====== Items ======

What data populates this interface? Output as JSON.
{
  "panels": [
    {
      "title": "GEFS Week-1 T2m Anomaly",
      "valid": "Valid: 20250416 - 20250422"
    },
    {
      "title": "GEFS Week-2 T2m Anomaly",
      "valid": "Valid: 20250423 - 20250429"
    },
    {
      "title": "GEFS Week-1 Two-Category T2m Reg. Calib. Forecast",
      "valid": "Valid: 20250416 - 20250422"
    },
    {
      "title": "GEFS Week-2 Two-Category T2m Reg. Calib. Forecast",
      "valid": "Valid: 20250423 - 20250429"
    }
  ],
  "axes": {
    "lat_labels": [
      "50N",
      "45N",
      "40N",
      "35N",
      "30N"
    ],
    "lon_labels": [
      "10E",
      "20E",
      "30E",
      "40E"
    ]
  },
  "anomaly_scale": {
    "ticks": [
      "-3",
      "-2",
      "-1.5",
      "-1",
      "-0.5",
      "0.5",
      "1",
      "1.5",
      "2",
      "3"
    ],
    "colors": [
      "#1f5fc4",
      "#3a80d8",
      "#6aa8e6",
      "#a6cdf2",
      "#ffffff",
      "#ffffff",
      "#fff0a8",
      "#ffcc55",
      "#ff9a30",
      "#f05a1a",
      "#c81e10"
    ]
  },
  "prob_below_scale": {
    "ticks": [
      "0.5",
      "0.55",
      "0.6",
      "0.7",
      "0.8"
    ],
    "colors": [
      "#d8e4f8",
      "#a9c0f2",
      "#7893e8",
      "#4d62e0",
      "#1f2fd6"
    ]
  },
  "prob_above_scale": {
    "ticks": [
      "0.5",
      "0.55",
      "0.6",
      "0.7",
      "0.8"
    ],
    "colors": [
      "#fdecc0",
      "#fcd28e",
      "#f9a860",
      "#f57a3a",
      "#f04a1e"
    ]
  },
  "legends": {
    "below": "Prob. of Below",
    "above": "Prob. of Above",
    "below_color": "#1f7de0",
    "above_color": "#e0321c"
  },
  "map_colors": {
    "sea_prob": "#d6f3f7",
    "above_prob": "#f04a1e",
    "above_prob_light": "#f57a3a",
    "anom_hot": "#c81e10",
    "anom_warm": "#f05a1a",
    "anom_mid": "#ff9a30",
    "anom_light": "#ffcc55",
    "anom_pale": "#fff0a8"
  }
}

======

(Problem to work on): Your task is to reproduce all of the records exactly.

(Response):
What data populates this interface? Output as JSON.
{
  "panels": [
    {
      "title": "GEFS Week-1 T2m Anomaly",
      "valid": "Valid: 20250416 - 20250422"
    },
    {
      "title": "GEFS Week-2 T2m Anomaly",
      "valid": "Valid: 20250423 - 20250429"
    },
    {
      "title": "GEFS Week-1 Two-Category T2m Reg. Calib. Forecast",
      "valid": "Valid: 20250416 - 20250422"
    },
    {
      "title": "GEFS Week-2 Two-Category T2m Reg. Calib. Forecast",
      "valid": "Valid: 20250423 - 20250429"
    }
  ],
  "axes": {
    "lat_labels": [
      "50N",
      "45N",
      "40N",
      "35N",
      "30N"
    ],
    "lon_labels": [
      "10E",
      "20E",
      "30E",
      "40E"
    ]
  },
  "anomaly_scale": {
    "ticks": [
      "-3",
      "-2",
      "-1.5",
      "-1",
      "-0.5",
      "0.5",
      "1",
      "1.5",
      "2",
      "3"
    ],
    "colors": [
      "#1f5fc4",
      "#3a80d8",
      "#6aa8e6",
      "#a6cdf2",
      "#ffffff",
      "#ffffff",
      "#fff0a8",
      "#ffcc55",
      "#ff9a30",
      "#f05a1a",
      "#c81e10"
    ]
  },
  "prob_below_scale": {
    "ticks": [
      "0.5",
      "0.55",
      "0.6",
      "0.7",
      "0.8"
    ],
    "colors": [
      "#d8e4f8",
      "#a9c0f2",
      "#7893e8",
      "#4d62e0",
      "#1f2fd6"
    ]
  },
  "prob_above_scale": {
    "ticks": [
      "0.5",
      "0.55",
      "0.6",
      "0.7",
      "0.8"
    ],
    "colors": [
      "#fdecc0",
      "#fcd28e",
      "#f9a860",
      "#f57a3a",
      "#f04a1e"
    ]
  },
  "legends": {
    "below": "Prob. of Below",
    "above": "Prob. of Above",
    "below_color": "#1f7de0",
    "above_color": "#e0321c"
  },
  "map_colors": {
    "sea_prob": "#d6f3f7",
    "above_prob": "#f04a1e",
    "above_prob_light": "#f57a3a",
    "anom_hot": "#c81e10",
    "anom_warm": "#f05a1a",
    "anom_mid": "#ff9a30",
    "anom_light": "#ffcc55",
    "anom_pale": "#fff0a8"
  }
}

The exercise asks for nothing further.